Nicolas Pierre Ouédec (born 28 October 1971) is a retired French professional footballer who played as a striker.

Club career
Born in Lorient, Morbihan, Ouédec was a product of FC Nantes's famous youth academy. He made his Ligue 1 debuts at the age of 17. He finished joint-top scorer in the 1993–94 season, netting 20 goals to help his team qualify for the UEFA Cup as fifth; he added a further 18 the following season, and the Canaries won the seventh national championship of their history.

After two solid campaigns at Spain's RCD Espanyol, Ouédec moved to Paris Saint-Germain, and from there his career never improved: two-and-a-half seasons at Montpellier HSC (where he reformed, with little impact, Nantes' attacking trio which also comprised Patrice Loko and Reynald Pedros) and one with Belgian club R.A.A. Louviéroise with only nine goals combined. He retired from football after representing two sides in China, aged 32.

● Written task A
Can you extract the part of the Ouédec biography from "After two solid" to "China, aged 32.", word for word?

● Input data
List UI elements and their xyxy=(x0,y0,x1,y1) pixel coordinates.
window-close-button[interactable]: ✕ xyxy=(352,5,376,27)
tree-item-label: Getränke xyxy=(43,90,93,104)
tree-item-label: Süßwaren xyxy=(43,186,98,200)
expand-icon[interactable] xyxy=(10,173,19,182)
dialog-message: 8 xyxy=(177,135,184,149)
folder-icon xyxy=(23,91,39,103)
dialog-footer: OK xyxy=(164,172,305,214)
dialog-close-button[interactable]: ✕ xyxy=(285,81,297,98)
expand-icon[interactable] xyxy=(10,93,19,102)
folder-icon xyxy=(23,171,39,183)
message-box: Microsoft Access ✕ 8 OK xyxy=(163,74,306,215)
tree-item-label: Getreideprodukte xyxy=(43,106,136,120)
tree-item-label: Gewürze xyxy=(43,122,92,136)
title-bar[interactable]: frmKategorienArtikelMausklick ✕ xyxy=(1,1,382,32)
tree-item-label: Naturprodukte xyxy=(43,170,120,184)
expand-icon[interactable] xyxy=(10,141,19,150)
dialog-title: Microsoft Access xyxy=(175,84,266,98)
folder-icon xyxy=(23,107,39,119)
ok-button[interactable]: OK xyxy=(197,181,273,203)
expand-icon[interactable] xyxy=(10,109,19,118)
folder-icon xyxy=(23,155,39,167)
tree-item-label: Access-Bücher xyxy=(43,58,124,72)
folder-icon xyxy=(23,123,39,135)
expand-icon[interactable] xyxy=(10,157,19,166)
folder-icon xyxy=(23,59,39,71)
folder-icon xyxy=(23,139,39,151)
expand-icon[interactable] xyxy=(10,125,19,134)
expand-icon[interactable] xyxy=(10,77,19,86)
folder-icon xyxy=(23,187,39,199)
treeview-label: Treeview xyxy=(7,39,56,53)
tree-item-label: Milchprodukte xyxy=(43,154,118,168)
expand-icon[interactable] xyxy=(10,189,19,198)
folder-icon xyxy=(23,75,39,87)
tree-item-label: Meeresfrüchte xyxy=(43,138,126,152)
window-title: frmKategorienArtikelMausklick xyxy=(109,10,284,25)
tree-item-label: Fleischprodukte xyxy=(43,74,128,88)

● Written task B
Would you copy the records from their first line through the line with "folder-icon xyxy=(23,139,39,151)", both ends included, and leave out every later line?

● Complete response A
After two solid campaigns at Spain's RCD Espanyol, Ouédec moved to Paris Saint-Germain, and from there his career never improved: two-and-a-half seasons at Montpellier HSC (where he reformed, with little impact, Nantes' attacking trio which also comprised Patrice Loko and Reynald Pedros) and one with Belgian club R.A.A. Louviéroise with only nine goals combined. He retired from football after representing two sides in China, aged 32.

● Complete response B
List UI elements and their xyxy=(x0,y0,x1,y1) pixel coordinates.
window-close-button[interactable]: ✕ xyxy=(352,5,376,27)
tree-item-label: Getränke xyxy=(43,90,93,104)
tree-item-label: Süßwaren xyxy=(43,186,98,200)
expand-icon[interactable] xyxy=(10,173,19,182)
dialog-message: 8 xyxy=(177,135,184,149)
folder-icon xyxy=(23,91,39,103)
dialog-footer: OK xyxy=(164,172,305,214)
dialog-close-button[interactable]: ✕ xyxy=(285,81,297,98)
expand-icon[interactable] xyxy=(10,93,19,102)
folder-icon xyxy=(23,171,39,183)
message-box: Microsoft Access ✕ 8 OK xyxy=(163,74,306,215)
tree-item-label: Getreideprodukte xyxy=(43,106,136,120)
tree-item-label: Gewürze xyxy=(43,122,92,136)
title-bar[interactable]: frmKategorienArtikelMausklick ✕ xyxy=(1,1,382,32)
tree-item-label: Naturprodukte xyxy=(43,170,120,184)
expand-icon[interactable] xyxy=(10,141,19,150)
dialog-title: Microsoft Access xyxy=(175,84,266,98)
folder-icon xyxy=(23,107,39,119)
ok-button[interactable]: OK xyxy=(197,181,273,203)
expand-icon[interactable] xyxy=(10,109,19,118)
folder-icon xyxy=(23,155,39,167)
tree-item-label: Access-Bücher xyxy=(43,58,124,72)
folder-icon xyxy=(23,123,39,135)
expand-icon[interactable] xyxy=(10,157,19,166)
folder-icon xyxy=(23,59,39,71)
folder-icon xyxy=(23,139,39,151)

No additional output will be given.